#### Task directions
Report every line below that holds the word "Hall".

#### Entries shown
----------
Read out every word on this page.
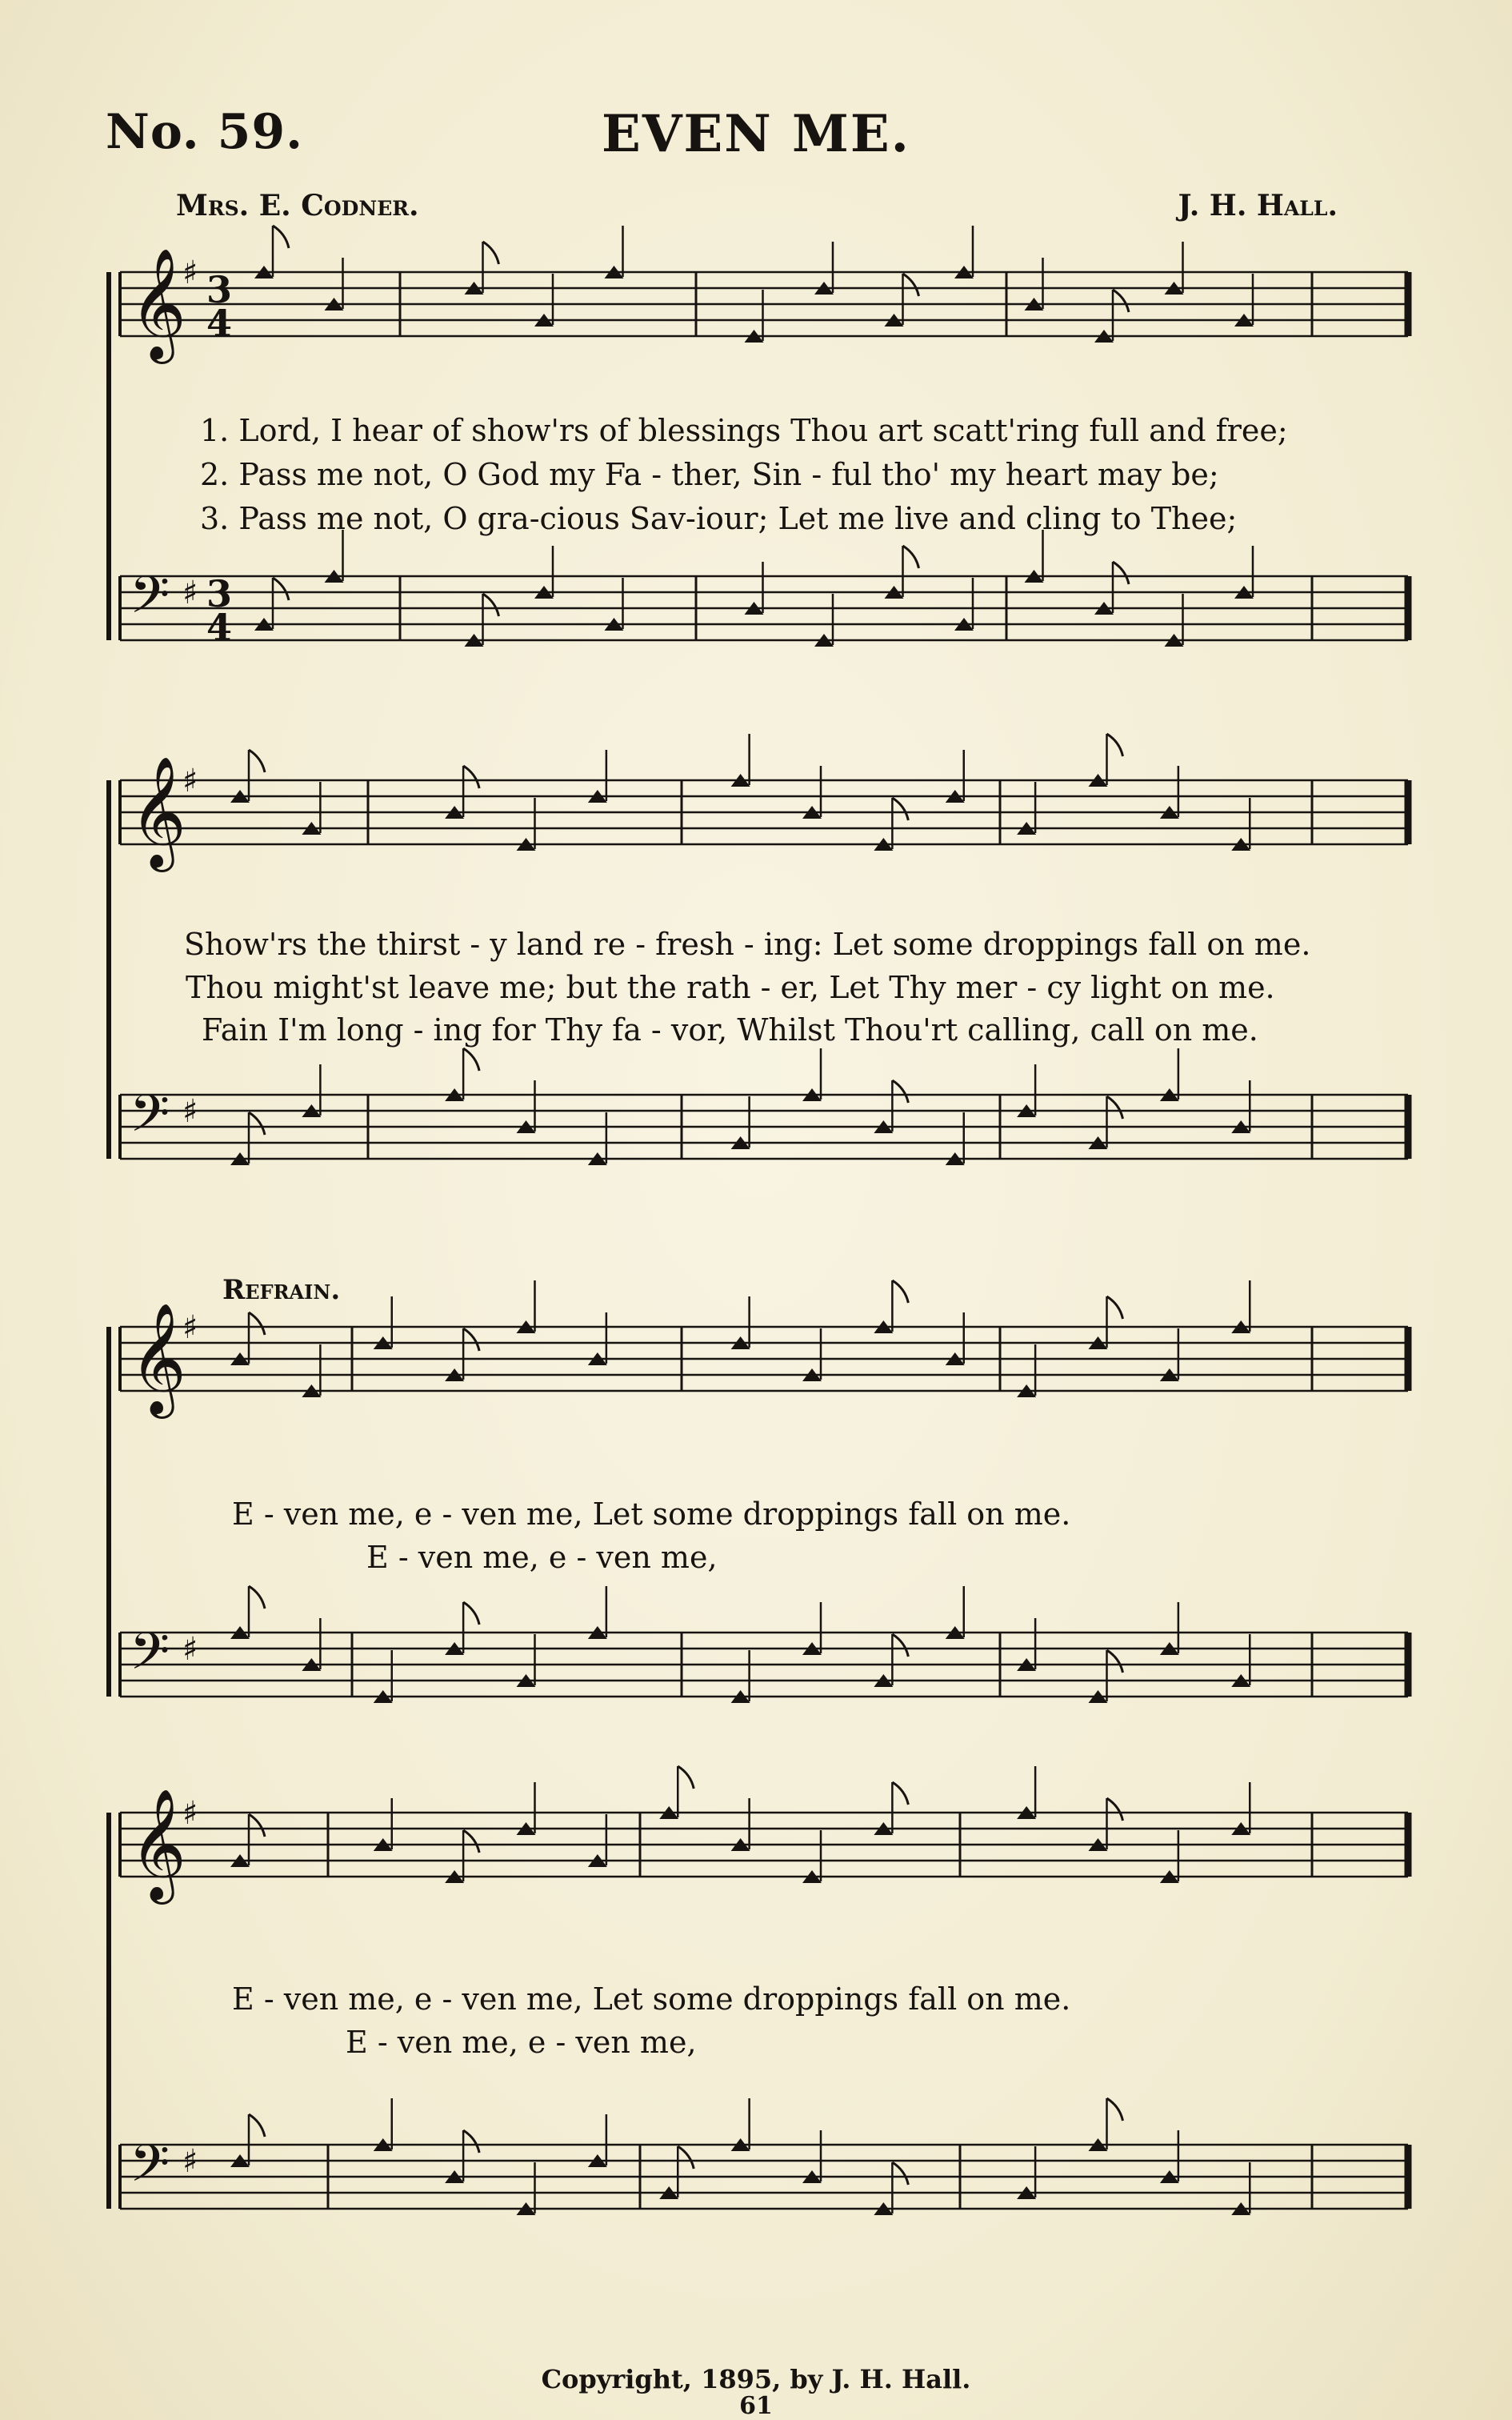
No. 59.	EVEN ME.
Mrs. E. Codner.	J. H. Hall.
𝄞
♯ 3
4
𝄢 ♯ 3
4
𝄞
♯
𝄢 ♯
𝄞
♯
𝄢 ♯
𝄞
♯
𝄢 ♯
1. Lord, I hear of show'rs of blessings Thou art scatt'ring full and free;
2. Pass me not, O God my Fa - ther, Sin - ful tho' my heart may be;
3. Pass me not, O gra-cious Sav-iour; Let me live and cling to Thee;
Show'rs the thirst - y land re - fresh - ing: Let some droppings fall on me.
Thou might'st leave me; but the rath - er, Let Thy mer - cy light on me.
Fain I'm long - ing for Thy fa - vor, Whilst Thou'rt calling, call on me.
Refrain.
E - ven me, e - ven me, Let some droppings fall on me.
E - ven me, e - ven me,
E - ven me, e - ven me, Let some droppings fall on me.
E - ven me, e - ven me,
Copyright, 1895, by J. H. Hall.
61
----------
#### Correct answer
Mrs. E. Codner.	J. H. Hall.
Copyright, 1895, by J. H. Hall.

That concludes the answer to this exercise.